Written problem >> Write out each of the lines below word for word, leaving out the pictures.
## Begin
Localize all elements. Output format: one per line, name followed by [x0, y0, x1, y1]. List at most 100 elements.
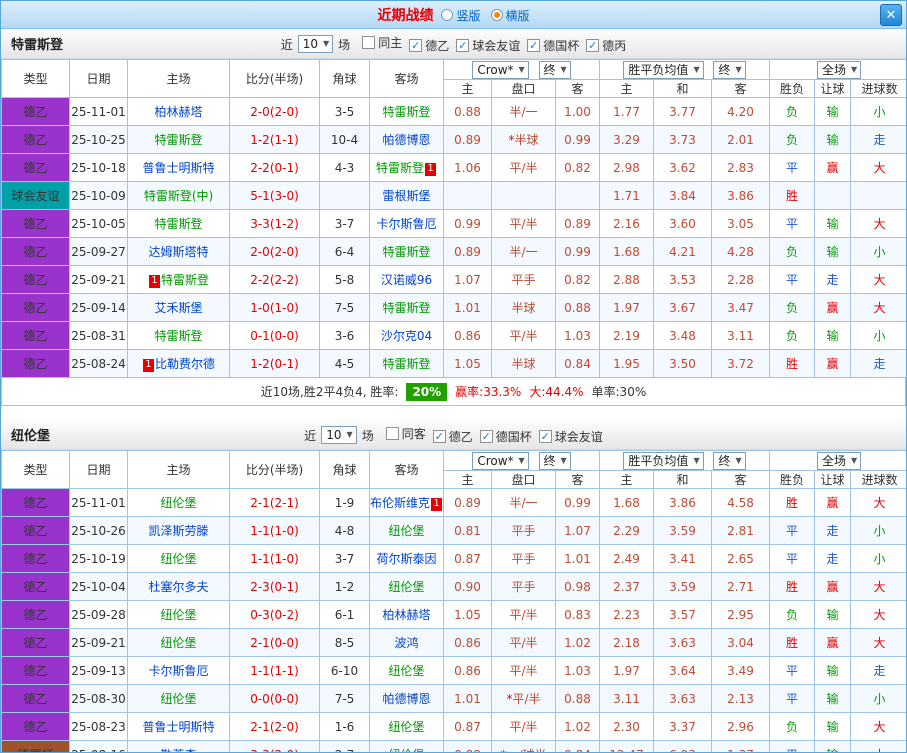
away-team-name[interactable]: 沙尔克04 [381, 329, 432, 343]
avg-odds-select[interactable]: 胜平负均值 ▼ [623, 451, 704, 470]
avg-home-cell: 2.19 [599, 321, 654, 350]
away-team-name[interactable]: 纽伦堡 [388, 720, 424, 734]
away-team-name[interactable]: 帕德博恩 [382, 692, 430, 706]
away-team-name[interactable]: 纽伦堡 [388, 524, 424, 538]
filter-checkbox[interactable]: ✓ 球会友谊 [538, 428, 603, 445]
score-cell: 2-2(2-2) [229, 265, 320, 294]
home-team-name[interactable]: 特雷斯登 [154, 133, 202, 147]
match-row: 德乙 25-09-14 艾禾斯堡 1-0(1-0) 7-5 特雷斯登 1.01 半球 0.88 1… [1, 293, 906, 322]
away-team-name[interactable]: 纽伦堡 [388, 580, 424, 594]
filter-checkbox[interactable]: ✓ 德丙 [586, 37, 626, 54]
home-team-name[interactable]: 纽伦堡 [160, 608, 196, 622]
window-title: 近期战绩 [377, 8, 434, 24]
final-odds-select[interactable]: 终 ▼ [713, 451, 746, 470]
home-team-name[interactable]: 普鲁士明斯特 [142, 161, 214, 175]
layout-radio[interactable]: 横版 [490, 7, 530, 24]
match-count-select[interactable]: 10 ▼ [297, 35, 334, 53]
avg-away-cell: 2.95 [710, 600, 771, 629]
close-button[interactable]: ✕ [880, 4, 902, 26]
layout-radio[interactable]: 竖版 [441, 7, 481, 24]
odds-home-cell: 0.89 [443, 488, 492, 517]
home-team-name[interactable]: 柏林赫塔 [154, 105, 202, 119]
avg-away-cell: 2.28 [710, 265, 771, 294]
filter-checkbox[interactable]: ✓ 德乙 [432, 428, 473, 445]
result-handicap-cell: 赢 [814, 349, 852, 378]
full-match-select[interactable]: 全场 ▼ [816, 451, 862, 470]
home-team-name[interactable]: 艾禾斯堡 [154, 301, 202, 315]
home-team-cell: 纽伦堡 [127, 488, 230, 517]
match-count-select[interactable]: 10 ▼ [321, 426, 357, 444]
home-team-name[interactable]: 纽伦堡 [160, 496, 196, 510]
away-team-name[interactable]: 卡尔斯鲁厄 [376, 217, 436, 231]
home-team-name[interactable]: 杜塞尔多夫 [148, 580, 208, 594]
result-outcome-cell: 负 [769, 125, 816, 154]
odds-company-select[interactable]: Crow* ▼ [472, 451, 529, 470]
away-team-name[interactable]: 雷根斯堡 [382, 189, 430, 203]
away-team-name[interactable]: 特雷斯登 [382, 105, 430, 119]
away-team-name[interactable]: 纽伦堡 [388, 664, 424, 678]
checkbox-label: 同主 [378, 36, 403, 50]
home-team-name[interactable]: 特雷斯登 [154, 329, 202, 343]
home-team-name[interactable]: 特雷斯登 [154, 217, 202, 231]
result-outcome-cell: 负 [769, 97, 816, 126]
away-team-name[interactable]: 布伦斯维克 [371, 496, 431, 510]
home-team-name[interactable]: 达姆斯塔特 [148, 245, 208, 259]
result-group-header: 全场 ▼ [769, 450, 906, 471]
match-row: 球会友谊 25-10-09 特雷斯登(中) 5-1(3-0) 雷根斯堡 1.71 3.84 3… [1, 181, 906, 210]
filter-checkbox[interactable]: 同主 [362, 34, 402, 51]
home-team-name[interactable]: 勒蒂森 [160, 748, 196, 752]
avg-draw-cell: 3.64 [653, 656, 712, 685]
filter-checkbox[interactable]: ✓ 德国杯 [527, 37, 579, 54]
corner-cell: 2-7 [319, 740, 370, 752]
avg-odds-select[interactable]: 胜平负均值 ▼ [623, 60, 704, 79]
final-odds-select[interactable]: 终 ▼ [713, 60, 746, 79]
home-team-name[interactable]: 纽伦堡 [160, 552, 196, 566]
home-team-name[interactable]: 纽伦堡 [160, 636, 196, 650]
home-team-name[interactable]: 凯泽斯劳滕 [148, 524, 208, 538]
filter-checkbox[interactable]: ✓ 德国杯 [479, 428, 532, 445]
home-team-name[interactable]: 普鲁士明斯特 [142, 720, 214, 734]
away-team-name[interactable]: 特雷斯登 [382, 357, 430, 371]
red-card-badge: 1 [142, 358, 154, 372]
away-team-name[interactable]: 特雷斯登 [382, 245, 430, 259]
odds-away-cell: 0.82 [555, 265, 600, 294]
filter-checkbox[interactable]: ✓ 球会友谊 [456, 37, 520, 54]
subcol-outcome: 胜负 [769, 470, 816, 489]
filter-recent-label: 近 [304, 428, 317, 443]
filter-checkbox[interactable]: 同客 [385, 425, 426, 442]
away-team-name[interactable]: 帕德博恩 [382, 133, 430, 147]
handicap-cell: 半/一 [491, 488, 556, 517]
league-type-cell: 德乙 [1, 572, 70, 601]
avg-away-cell: 3.86 [710, 181, 771, 210]
home-team-name[interactable]: 比勒费尔德 [155, 357, 215, 371]
final-odds-select[interactable]: 终 ▼ [538, 60, 571, 79]
final-odds-value: 终 [543, 453, 556, 468]
away-team-name[interactable]: 荷尔斯泰因 [376, 552, 436, 566]
home-team-name[interactable]: 特雷斯登(中) [144, 189, 213, 203]
corner-cell: 8-5 [319, 628, 370, 657]
home-team-name[interactable]: 纽伦堡 [160, 692, 196, 706]
match-row: 德乙 25-08-24 1 比勒费尔德 1-2(0-1) 4-5 特雷斯登 1.05 半球 0.8… [1, 349, 906, 378]
match-date-cell: 25-10-09 [69, 181, 128, 210]
score-cell: 2-3(0-1) [229, 572, 320, 601]
away-team-name[interactable]: 特雷斯登 [382, 301, 430, 315]
away-team-name[interactable]: 特雷斯登 [376, 161, 424, 175]
full-match-select[interactable]: 全场 ▼ [816, 60, 862, 79]
away-team-name[interactable]: 纽伦堡 [388, 748, 424, 752]
league-type-cell: 德乙 [1, 293, 70, 322]
subcol-avg-draw: 和 [653, 79, 712, 98]
filter-checkbox[interactable]: ✓ 德乙 [409, 37, 449, 54]
odds-company-select[interactable]: Crow* ▼ [472, 60, 529, 79]
avg-home-cell: 1.95 [599, 349, 654, 378]
home-team-name[interactable]: 卡尔斯鲁厄 [148, 664, 208, 678]
recent-results-window: 近期战绩 竖版 横版 ✕ 特雷斯登 近 10 ▼ 场 同主 ✓ 德乙 ✓ 球会友谊 ✓ 德国杯… [0, 0, 907, 753]
odds-company-value: Crow* [477, 453, 514, 468]
away-team-cell: 纽伦堡 [369, 516, 444, 545]
away-team-name[interactable]: 汉诺威96 [381, 273, 432, 287]
away-team-name[interactable]: 波鸿 [394, 636, 418, 650]
filter-checkboxes: 同客 ✓ 德乙 ✓ 德国杯 ✓ 球会友谊 [379, 425, 603, 445]
away-team-name[interactable]: 柏林赫塔 [382, 608, 430, 622]
final-odds-select[interactable]: 终 ▼ [538, 451, 571, 470]
home-team-name[interactable]: 特雷斯登 [161, 273, 209, 287]
league-type-cell: 德乙 [1, 265, 70, 294]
## End
Response to the exercise >>
Localize all elements. Output format: one per line, name followed by [x0, y0, x1, y1]. List at most 100 elements.
away-team-name[interactable]: 沙尔克04 [381, 329, 432, 343]
avg-odds-select[interactable]: 胜平负均值 ▼ [623, 451, 704, 470]
avg-home-cell: 2.19 [599, 321, 654, 350]
away-team-name[interactable]: 纽伦堡 [388, 720, 424, 734]
away-team-name[interactable]: 帕德博恩 [382, 692, 430, 706]
away-team-name[interactable]: 纽伦堡 [388, 524, 424, 538]
filter-checkbox[interactable]: ✓ 球会友谊 [538, 428, 603, 445]
score-cell: 2-2(2-2) [229, 265, 320, 294]
home-team-name[interactable]: 特雷斯登 [154, 133, 202, 147]
match-row: 德乙 25-09-14 艾禾斯堡 1-0(1-0) 7-5 特雷斯登 1.01 半球 0.88 1… [1, 293, 906, 322]
away-team-name[interactable]: 纽伦堡 [388, 580, 424, 594]
filter-checkbox[interactable]: ✓ 德丙 [586, 37, 626, 54]
home-team-name[interactable]: 纽伦堡 [160, 608, 196, 622]
window-title: 近期战绩 [377, 8, 434, 24]
final-odds-select[interactable]: 终 ▼ [713, 451, 746, 470]
home-team-name[interactable]: 普鲁士明斯特 [142, 161, 214, 175]
layout-radio[interactable]: 横版 [490, 7, 530, 24]
match-count-select[interactable]: 10 ▼ [297, 35, 334, 53]
avg-away-cell: 2.95 [710, 600, 771, 629]
close-button[interactable]: ✕ [880, 4, 902, 26]
layout-radio[interactable]: 竖版 [441, 7, 481, 24]
odds-home-cell: 0.89 [443, 488, 492, 517]
home-team-name[interactable]: 柏林赫塔 [154, 105, 202, 119]
avg-away-cell: 2.28 [710, 265, 771, 294]
filter-checkbox[interactable]: ✓ 德乙 [432, 428, 473, 445]
result-handicap-cell: 赢 [814, 349, 852, 378]
full-match-select[interactable]: 全场 ▼ [816, 451, 862, 470]
home-team-name[interactable]: 艾禾斯堡 [154, 301, 202, 315]
home-team-cell: 纽伦堡 [127, 488, 230, 517]
match-count-select[interactable]: 10 ▼ [321, 426, 357, 444]
home-team-name[interactable]: 纽伦堡 [160, 496, 196, 510]
away-team-name[interactable]: 卡尔斯鲁厄 [376, 217, 436, 231]
home-team-name[interactable]: 杜塞尔多夫 [148, 580, 208, 594]
result-outcome-cell: 负 [769, 125, 816, 154]
odds-company-select[interactable]: Crow* ▼ [472, 451, 529, 470]
away-team-name[interactable]: 雷根斯堡 [382, 189, 430, 203]
away-team-name[interactable]: 特雷斯登 [382, 105, 430, 119]
away-team-name[interactable]: 纽伦堡 [388, 664, 424, 678]
checkbox-label: 同主 [378, 36, 403, 50]
home-team-name[interactable]: 特雷斯登 [154, 329, 202, 343]
home-team-name[interactable]: 特雷斯登 [154, 217, 202, 231]
result-outcome-cell: 负 [769, 97, 816, 126]
away-team-name[interactable]: 布伦斯维克 [371, 496, 431, 510]
home-team-name[interactable]: 达姆斯塔特 [148, 245, 208, 259]
result-group-header: 全场 ▼ [769, 450, 906, 471]
match-row: 球会友谊 25-10-09 特雷斯登(中) 5-1(3-0) 雷根斯堡 1.71 3.84 3… [1, 181, 906, 210]
filter-checkbox[interactable]: 同主 [362, 34, 402, 51]
home-team-name[interactable]: 勒蒂森 [160, 748, 196, 752]
avg-draw-cell: 3.64 [653, 656, 712, 685]
filter-checkbox[interactable]: ✓ 德国杯 [527, 37, 579, 54]
corner-cell: 2-7 [319, 740, 370, 752]
avg-odds-select[interactable]: 胜平负均值 ▼ [623, 60, 704, 79]
final-odds-select[interactable]: 终 ▼ [713, 60, 746, 79]
home-team-name[interactable]: 纽伦堡 [160, 552, 196, 566]
home-team-name[interactable]: 纽伦堡 [160, 636, 196, 650]
home-team-name[interactable]: 凯泽斯劳滕 [148, 524, 208, 538]
filter-checkbox[interactable]: ✓ 德国杯 [479, 428, 532, 445]
home-team-name[interactable]: 普鲁士明斯特 [142, 720, 214, 734]
away-team-name[interactable]: 特雷斯登 [382, 357, 430, 371]
red-card-badge: 1 [142, 358, 154, 372]
away-team-name[interactable]: 特雷斯登 [382, 245, 430, 259]
odds-away-cell: 0.82 [555, 265, 600, 294]
filter-checkbox[interactable]: ✓ 球会友谊 [456, 37, 520, 54]
subcol-outcome: 胜负 [769, 470, 816, 489]
filter-recent-label: 近 [304, 428, 317, 443]
filter-checkbox[interactable]: 同客 [385, 425, 426, 442]
away-team-name[interactable]: 帕德博恩 [382, 133, 430, 147]
handicap-cell: 半/一 [491, 488, 556, 517]
league-type-cell: 德乙 [1, 572, 70, 601]
avg-away-cell: 3.86 [710, 181, 771, 210]
home-team-name[interactable]: 比勒费尔德 [155, 357, 215, 371]
final-odds-select[interactable]: 终 ▼ [538, 60, 571, 79]
final-odds-value: 终 [543, 453, 556, 468]
away-team-name[interactable]: 荷尔斯泰因 [376, 552, 436, 566]
home-team-name[interactable]: 特雷斯登(中) [144, 189, 213, 203]
corner-cell: 8-5 [319, 628, 370, 657]
home-team-name[interactable]: 纽伦堡 [160, 692, 196, 706]
match-row: 德乙 25-08-24 1 比勒费尔德 1-2(0-1) 4-5 特雷斯登 1.05 半球 0.8… [1, 349, 906, 378]
match-date-cell: 25-10-09 [69, 181, 128, 210]
score-cell: 2-3(0-1) [229, 572, 320, 601]
away-team-name[interactable]: 特雷斯登 [382, 301, 430, 315]
away-team-name[interactable]: 特雷斯登 [376, 161, 424, 175]
full-match-select[interactable]: 全场 ▼ [816, 60, 862, 79]
away-team-name[interactable]: 纽伦堡 [388, 748, 424, 752]
league-type-cell: 德乙 [1, 293, 70, 322]
subcol-avg-draw: 和 [653, 79, 712, 98]
filter-checkbox[interactable]: ✓ 德乙 [409, 37, 449, 54]
odds-company-select[interactable]: Crow* ▼ [472, 60, 529, 79]
avg-home-cell: 1.95 [599, 349, 654, 378]
home-team-name[interactable]: 卡尔斯鲁厄 [148, 664, 208, 678]
recent-results-window: 近期战绩 竖版 横版 ✕ 特雷斯登 近 10 ▼ 场 同主 ✓ 德乙 ✓ 球会友谊 ✓ 德国杯… [0, 0, 907, 753]
odds-company-value: Crow* [477, 453, 514, 468]
away-team-cell: 纽伦堡 [369, 516, 444, 545]
away-team-name[interactable]: 汉诺威96 [381, 273, 432, 287]
away-team-name[interactable]: 波鸿 [394, 636, 418, 650]
filter-checkboxes: 同客 ✓ 德乙 ✓ 德国杯 ✓ 球会友谊 [379, 425, 603, 445]
away-team-name[interactable]: 柏林赫塔 [382, 608, 430, 622]
final-odds-select[interactable]: 终 ▼ [538, 451, 571, 470]
home-team-name[interactable]: 特雷斯登 [161, 273, 209, 287]
league-type-cell: 德乙 [1, 265, 70, 294]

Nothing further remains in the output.